Goal: Scan the following material for the string "name" and copy each line in which it appears.

Data listing:
──────

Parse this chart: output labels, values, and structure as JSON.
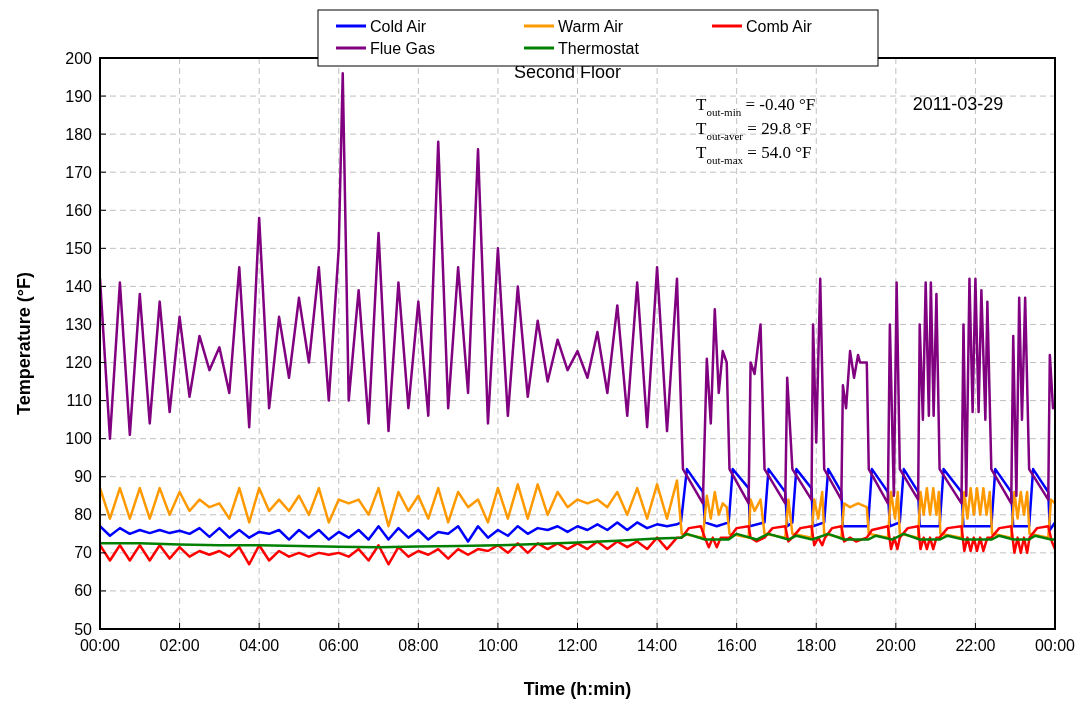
{
  "chart_data": {
    "type": "line",
    "title": "Second Floor",
    "xlabel": "Time (h:min)",
    "ylabel": "Temperature (°F)",
    "annotations": [
      "T$_{out-min}$ = -0.40 °F",
      "T$_{out-aver}$ = 29.8 °F",
      "T$_{out-max}$ = 54.0 °F",
      "2011-03-29"
    ],
    "xlim": [
      0,
      24
    ],
    "ylim": [
      50,
      200
    ],
    "xticks": [
      {
        "value": 0,
        "label": "00:00"
      },
      {
        "value": 2,
        "label": "02:00"
      },
      {
        "value": 4,
        "label": "04:00"
      },
      {
        "value": 6,
        "label": "06:00"
      },
      {
        "value": 8,
        "label": "08:00"
      },
      {
        "value": 10,
        "label": "10:00"
      },
      {
        "value": 12,
        "label": "12:00"
      },
      {
        "value": 14,
        "label": "14:00"
      },
      {
        "value": 16,
        "label": "16:00"
      },
      {
        "value": 18,
        "label": "18:00"
      },
      {
        "value": 20,
        "label": "20:00"
      },
      {
        "value": 22,
        "label": "22:00"
      },
      {
        "value": 24,
        "label": "00:00"
      }
    ],
    "yticks": [
      50,
      60,
      70,
      80,
      90,
      100,
      110,
      120,
      130,
      140,
      150,
      160,
      170,
      180,
      190,
      200
    ],
    "grid": true,
    "legend": "top",
    "series": [
      {
        "name": "Cold Air",
        "color": "#0000ff",
        "x": [
          0,
          0.25,
          0.5,
          0.75,
          1,
          1.25,
          1.5,
          1.75,
          2,
          2.25,
          2.5,
          2.75,
          3,
          3.25,
          3.5,
          3.75,
          4,
          4.25,
          4.5,
          4.75,
          5,
          5.25,
          5.5,
          5.75,
          6,
          6.25,
          6.5,
          6.75,
          7,
          7.25,
          7.5,
          7.75,
          8,
          8.25,
          8.5,
          8.75,
          9,
          9.25,
          9.5,
          9.75,
          10,
          10.25,
          10.5,
          10.75,
          11,
          11.25,
          11.5,
          11.75,
          12,
          12.25,
          12.5,
          12.75,
          13,
          13.25,
          13.5,
          13.75,
          14,
          14.25,
          14.5,
          14.6,
          14.75,
          15.15,
          15.2,
          15.5,
          15.8,
          15.9,
          16.3,
          16.33,
          16.7,
          16.8,
          17.22,
          17.27,
          17.4,
          17.5,
          17.88,
          17.92,
          18.2,
          18.3,
          18.63,
          18.67,
          19.3,
          19.4,
          19.8,
          19.85,
          20.1,
          20.2,
          20.56,
          20.6,
          21.1,
          21.2,
          21.65,
          21.7,
          22.4,
          22.5,
          22.9,
          22.95,
          23.35,
          23.45,
          23.83,
          23.87,
          24
        ],
        "values": [
          77,
          74.5,
          76.5,
          75,
          76,
          75.2,
          76,
          75.2,
          75.8,
          75,
          76.5,
          74.2,
          76.5,
          74,
          76,
          74,
          75.5,
          75,
          76,
          73.5,
          76,
          74,
          76,
          73.5,
          75.5,
          74,
          76,
          73.5,
          77,
          73.5,
          76.5,
          74,
          76,
          73.5,
          75.5,
          75,
          77,
          73,
          77,
          74,
          76,
          74.5,
          77,
          75,
          76.5,
          76,
          77,
          75.5,
          77,
          76,
          77.5,
          76,
          78,
          76,
          78,
          76.5,
          77.5,
          77,
          77.5,
          78,
          92,
          86,
          78,
          77,
          78,
          92,
          87,
          77,
          78,
          92,
          86,
          77,
          78,
          92,
          87,
          77,
          78,
          92,
          86,
          77,
          77,
          92,
          86,
          77,
          78,
          92,
          86,
          77,
          77,
          92,
          86,
          77,
          77,
          92,
          86,
          77,
          77,
          92,
          86,
          76,
          78
        ]
      },
      {
        "name": "Warm Air",
        "color": "#ff9900",
        "x": [
          0,
          0.25,
          0.5,
          0.75,
          1,
          1.25,
          1.5,
          1.75,
          2,
          2.25,
          2.5,
          2.75,
          3,
          3.25,
          3.5,
          3.75,
          4,
          4.25,
          4.5,
          4.75,
          5,
          5.25,
          5.5,
          5.75,
          6,
          6.25,
          6.5,
          6.75,
          7,
          7.25,
          7.5,
          7.75,
          8,
          8.25,
          8.5,
          8.75,
          9,
          9.25,
          9.5,
          9.75,
          10,
          10.25,
          10.5,
          10.75,
          11,
          11.25,
          11.5,
          11.75,
          12,
          12.25,
          12.5,
          12.75,
          13,
          13.25,
          13.5,
          13.75,
          14,
          14.25,
          14.5,
          14.62,
          15.15,
          15.25,
          15.35,
          15.45,
          15.55,
          15.65,
          15.75,
          15.82,
          16.3,
          16.35,
          16.45,
          16.6,
          16.7,
          17.22,
          17.3,
          17.4,
          17.88,
          17.95,
          18.05,
          18.15,
          18.2,
          18.63,
          18.7,
          18.85,
          19.05,
          19.27,
          19.32,
          19.8,
          19.88,
          19.98,
          20.05,
          20.1,
          20.56,
          20.62,
          20.7,
          20.78,
          20.86,
          20.94,
          21.02,
          21.08,
          21.12,
          21.65,
          21.72,
          21.8,
          21.88,
          21.96,
          22.04,
          22.12,
          22.2,
          22.28,
          22.36,
          22.42,
          22.9,
          22.98,
          23.06,
          23.14,
          23.22,
          23.3,
          23.36,
          23.83,
          23.9,
          24
        ],
        "values": [
          87,
          79,
          87,
          79,
          87,
          79,
          87,
          80,
          86,
          81,
          84,
          82,
          83,
          79,
          87,
          78,
          87,
          81,
          84,
          81,
          85,
          80,
          87,
          78,
          84,
          83,
          84,
          80,
          87,
          77,
          86,
          81,
          85,
          79,
          87,
          78,
          86,
          82,
          84,
          78,
          87,
          79,
          88,
          79,
          88,
          80,
          86,
          82,
          84,
          83,
          84,
          82,
          86,
          80,
          87,
          79,
          88,
          79,
          89,
          75,
          74,
          85,
          79,
          86,
          80,
          83,
          82,
          75,
          74,
          84,
          81,
          84,
          75,
          74,
          84,
          75,
          74,
          84,
          79,
          86,
          75,
          74,
          83,
          82,
          83,
          82,
          75,
          74,
          86,
          79,
          86,
          75,
          74,
          86,
          80,
          87,
          80,
          87,
          80,
          86,
          75,
          74,
          86,
          79,
          87,
          80,
          87,
          80,
          87,
          80,
          86,
          75,
          74,
          86,
          79,
          86,
          80,
          86,
          75,
          74,
          84,
          83
        ]
      },
      {
        "name": "Comb Air",
        "color": "#ff0000",
        "x": [
          0,
          0.25,
          0.5,
          0.75,
          1,
          1.25,
          1.5,
          1.75,
          2,
          2.25,
          2.5,
          2.75,
          3,
          3.25,
          3.5,
          3.75,
          4,
          4.25,
          4.5,
          4.75,
          5,
          5.25,
          5.5,
          5.75,
          6,
          6.25,
          6.5,
          6.75,
          7,
          7.25,
          7.5,
          7.75,
          8,
          8.25,
          8.5,
          8.75,
          9,
          9.25,
          9.5,
          9.75,
          10,
          10.25,
          10.5,
          10.75,
          11,
          11.25,
          11.5,
          11.75,
          12,
          12.25,
          12.5,
          12.75,
          13,
          13.25,
          13.5,
          13.75,
          14,
          14.25,
          14.5,
          14.62,
          14.8,
          15.1,
          15.2,
          15.3,
          15.4,
          15.5,
          15.6,
          15.82,
          16,
          16.3,
          16.35,
          16.5,
          16.7,
          16.9,
          17.22,
          17.3,
          17.4,
          17.6,
          17.88,
          17.95,
          18.05,
          18.15,
          18.22,
          18.4,
          18.63,
          18.7,
          18.85,
          19,
          19.27,
          19.4,
          19.8,
          19.88,
          19.96,
          20.04,
          20.1,
          20.3,
          20.56,
          20.62,
          20.7,
          20.78,
          20.86,
          20.94,
          21.02,
          21.1,
          21.3,
          21.65,
          21.72,
          21.8,
          21.88,
          21.96,
          22.04,
          22.12,
          22.2,
          22.3,
          22.4,
          22.6,
          22.9,
          22.98,
          23.06,
          23.14,
          23.22,
          23.3,
          23.36,
          23.55,
          23.83,
          23.92,
          24
        ],
        "values": [
          72,
          68,
          72,
          68,
          72,
          68,
          72,
          68.5,
          71.5,
          69,
          70.5,
          69.5,
          70.5,
          69,
          71.5,
          67,
          72,
          68,
          70.5,
          69,
          70,
          69,
          70,
          69.5,
          70,
          69,
          71,
          68,
          72,
          67,
          71.5,
          69,
          70.5,
          69.5,
          71,
          68.5,
          71,
          69.5,
          71,
          70.5,
          72,
          70,
          72.5,
          70,
          72.5,
          71,
          72.5,
          71,
          72.5,
          71,
          73,
          71,
          73,
          71.5,
          73,
          71,
          74,
          71,
          74,
          74,
          76.5,
          77,
          74,
          71.5,
          74,
          71.5,
          74,
          74,
          76.5,
          77,
          74,
          73,
          74,
          76.5,
          77,
          73,
          74,
          76.5,
          77,
          72,
          74,
          72,
          74,
          76.5,
          77,
          73,
          74,
          73,
          74,
          76,
          77,
          71,
          74,
          71,
          74,
          76.5,
          77,
          71,
          74,
          71,
          74,
          71,
          74,
          74,
          76.5,
          77,
          70.5,
          74,
          70.5,
          74,
          70.5,
          74,
          70.5,
          74,
          74,
          76.5,
          77,
          70,
          74,
          70,
          74,
          70,
          74,
          76.5,
          77,
          73,
          71
        ]
      },
      {
        "name": "Flue Gas",
        "color": "#800080",
        "x": [
          0,
          0.25,
          0.5,
          0.75,
          1,
          1.25,
          1.5,
          1.75,
          2,
          2.25,
          2.5,
          2.75,
          3,
          3.25,
          3.5,
          3.75,
          4,
          4.25,
          4.5,
          4.75,
          5,
          5.25,
          5.5,
          5.75,
          6,
          6.1,
          6.25,
          6.5,
          6.75,
          7,
          7.25,
          7.5,
          7.75,
          8,
          8.25,
          8.5,
          8.75,
          9,
          9.25,
          9.5,
          9.75,
          10,
          10.25,
          10.5,
          10.75,
          11,
          11.25,
          11.5,
          11.75,
          12,
          12.25,
          12.5,
          12.75,
          13,
          13.25,
          13.5,
          13.75,
          14,
          14.25,
          14.5,
          14.65,
          15.15,
          15.25,
          15.35,
          15.45,
          15.55,
          15.65,
          15.75,
          15.82,
          16.3,
          16.35,
          16.45,
          16.6,
          16.7,
          17.22,
          17.27,
          17.4,
          17.88,
          17.92,
          18,
          18.1,
          18.2,
          18.63,
          18.67,
          18.75,
          18.85,
          18.95,
          19.05,
          19.1,
          19.27,
          19.32,
          19.8,
          19.85,
          19.95,
          20.02,
          20.1,
          20.56,
          20.6,
          20.68,
          20.75,
          20.83,
          20.88,
          20.95,
          21.02,
          21.1,
          21.65,
          21.7,
          21.77,
          21.85,
          21.93,
          22,
          22.08,
          22.15,
          22.25,
          22.3,
          22.4,
          22.9,
          22.95,
          23.03,
          23.1,
          23.17,
          23.25,
          23.35,
          23.83,
          23.87,
          23.95
        ],
        "values": [
          142,
          100,
          141,
          101,
          138,
          104,
          136,
          107,
          132,
          111,
          127,
          118,
          124,
          112,
          145,
          103,
          158,
          108,
          132,
          116,
          137,
          120,
          145,
          110,
          150,
          196,
          110,
          139,
          104,
          154,
          102,
          141,
          108,
          136,
          106,
          178,
          108,
          145,
          112,
          176,
          104,
          150,
          106,
          140,
          111,
          131,
          115,
          126,
          118,
          123,
          116,
          128,
          112,
          135,
          106,
          141,
          103,
          145,
          102,
          142,
          92,
          83,
          121,
          104,
          134,
          112,
          123,
          120,
          92,
          83,
          120,
          117,
          130,
          92,
          83,
          116,
          92,
          84,
          130,
          99,
          142,
          92,
          84,
          114,
          108,
          123,
          116,
          122,
          120,
          120,
          92,
          83,
          130,
          85,
          141,
          92,
          84,
          130,
          105,
          141,
          106,
          141,
          106,
          138,
          92,
          83,
          130,
          85,
          142,
          107,
          142,
          107,
          139,
          105,
          136,
          92,
          83,
          127,
          85,
          137,
          105,
          137,
          92,
          84,
          122,
          108
        ]
      },
      {
        "name": "Thermostat",
        "color": "#008000",
        "x": [
          0,
          1,
          2,
          3,
          4,
          5,
          6,
          7,
          8,
          9,
          10,
          11,
          12,
          13,
          14,
          14.6,
          14.75,
          15.2,
          15.8,
          16,
          16.5,
          16.8,
          17.3,
          17.5,
          17.9,
          18.3,
          18.7,
          19.3,
          19.5,
          19.9,
          20.2,
          20.6,
          21.1,
          21.3,
          21.7,
          22.4,
          22.6,
          22.95,
          23.35,
          23.5,
          23.9,
          24
        ],
        "values": [
          72.5,
          72.5,
          72.2,
          72,
          72,
          71.8,
          71.6,
          71.5,
          71.7,
          71.8,
          72,
          72.3,
          72.7,
          73.2,
          73.8,
          74,
          75,
          73.5,
          73.5,
          75,
          73.5,
          75,
          73.5,
          74.5,
          73.5,
          75,
          73.5,
          73.5,
          74.5,
          73.5,
          75,
          73.5,
          73.5,
          74.5,
          73.5,
          73.5,
          74.5,
          73.5,
          73.5,
          74.5,
          73.5,
          73.5
        ]
      }
    ]
  }
}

──────

Written solution:
        "name": "Cold Air",
        "name": "Warm Air",
        "name": "Comb Air",
        "name": "Flue Gas",
        "name": "Thermostat",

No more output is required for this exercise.